Exercise: Every record below should be written out exactly; pictures stay out.

-----

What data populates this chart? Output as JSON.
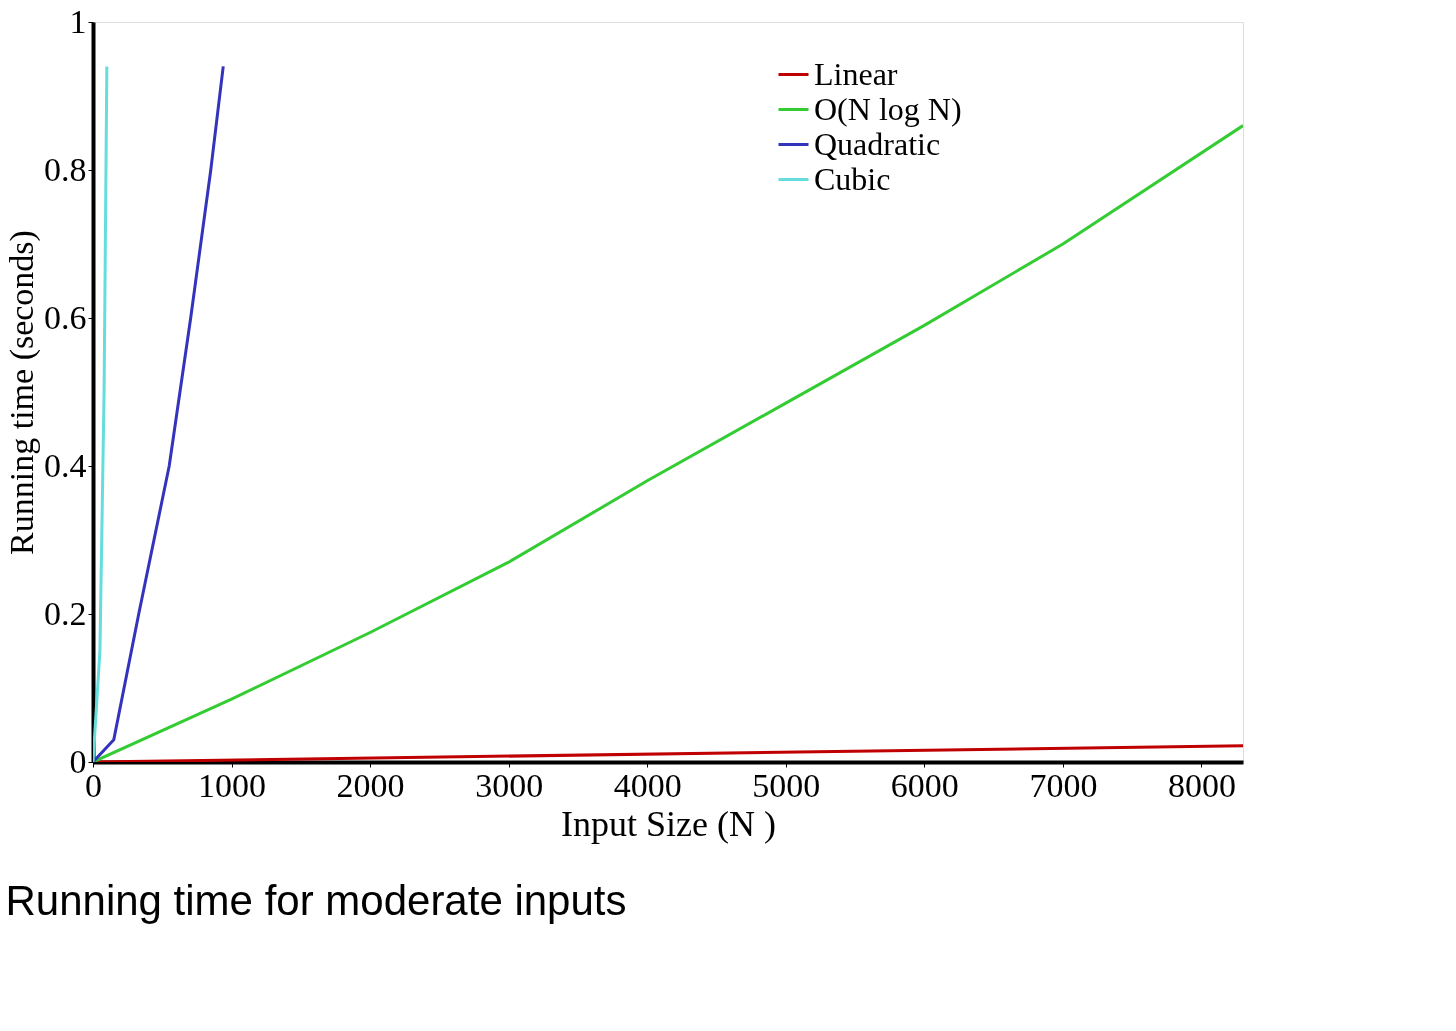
{
  "chart_data": {
    "type": "line",
    "title": "Running time for moderate inputs",
    "xlabel": "Input Size (N )",
    "ylabel": "Running time (seconds)",
    "xlim": [
      0,
      8300
    ],
    "xticks": [
      0,
      1000,
      2000,
      3000,
      4000,
      5000,
      6000,
      7000,
      8000
    ],
    "ylim": [
      0,
      1
    ],
    "yticks": [
      0,
      0.2,
      0.4,
      0.6,
      0.8,
      1
    ],
    "grid": false,
    "legend": "top right",
    "marker": "none",
    "line_style": "solid",
    "series": [
      {
        "name": "Linear",
        "color": "#c00000",
        "x": [
          0,
          8300
        ],
        "values": [
          0,
          0.022
        ]
      },
      {
        "name": "O(N log N)",
        "color": "#33cc33",
        "x": [
          0,
          1000,
          2000,
          3000,
          4000,
          5000,
          6000,
          7000,
          8300
        ],
        "values": [
          0,
          0.085,
          0.175,
          0.27,
          0.38,
          0.485,
          0.59,
          0.7,
          0.86
        ]
      },
      {
        "name": "Quadratic",
        "color": "#3333bb",
        "x": [
          0,
          150,
          330,
          550,
          705,
          850,
          940
        ],
        "values": [
          0,
          0.03,
          0.2,
          0.4,
          0.6,
          0.8,
          0.94
        ]
      },
      {
        "name": "Cubic",
        "color": "#66dddd",
        "x": [
          0,
          50,
          80,
          100
        ],
        "values": [
          0,
          0.15,
          0.5,
          0.94
        ]
      }
    ]
  }
}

-----

Exercise result:
What data populates this chart? Output as JSON.
{
  "chart_data": {
    "type": "line",
    "title": "Running time for moderate inputs",
    "xlabel": "Input Size (N )",
    "ylabel": "Running time (seconds)",
    "xlim": [
      0,
      8300
    ],
    "xticks": [
      0,
      1000,
      2000,
      3000,
      4000,
      5000,
      6000,
      7000,
      8000
    ],
    "ylim": [
      0,
      1
    ],
    "yticks": [
      0,
      0.2,
      0.4,
      0.6,
      0.8,
      1
    ],
    "grid": false,
    "legend": "top right",
    "marker": "none",
    "line_style": "solid",
    "series": [
      {
        "name": "Linear",
        "color": "#c00000",
        "x": [
          0,
          8300
        ],
        "values": [
          0,
          0.022
        ]
      },
      {
        "name": "O(N log N)",
        "color": "#33cc33",
        "x": [
          0,
          1000,
          2000,
          3000,
          4000,
          5000,
          6000,
          7000,
          8300
        ],
        "values": [
          0,
          0.085,
          0.175,
          0.27,
          0.38,
          0.485,
          0.59,
          0.7,
          0.86
        ]
      },
      {
        "name": "Quadratic",
        "color": "#3333bb",
        "x": [
          0,
          150,
          330,
          550,
          705,
          850,
          940
        ],
        "values": [
          0,
          0.03,
          0.2,
          0.4,
          0.6,
          0.8,
          0.94
        ]
      },
      {
        "name": "Cubic",
        "color": "#66dddd",
        "x": [
          0,
          50,
          80,
          100
        ],
        "values": [
          0,
          0.15,
          0.5,
          0.94
        ]
      }
    ]
  }
}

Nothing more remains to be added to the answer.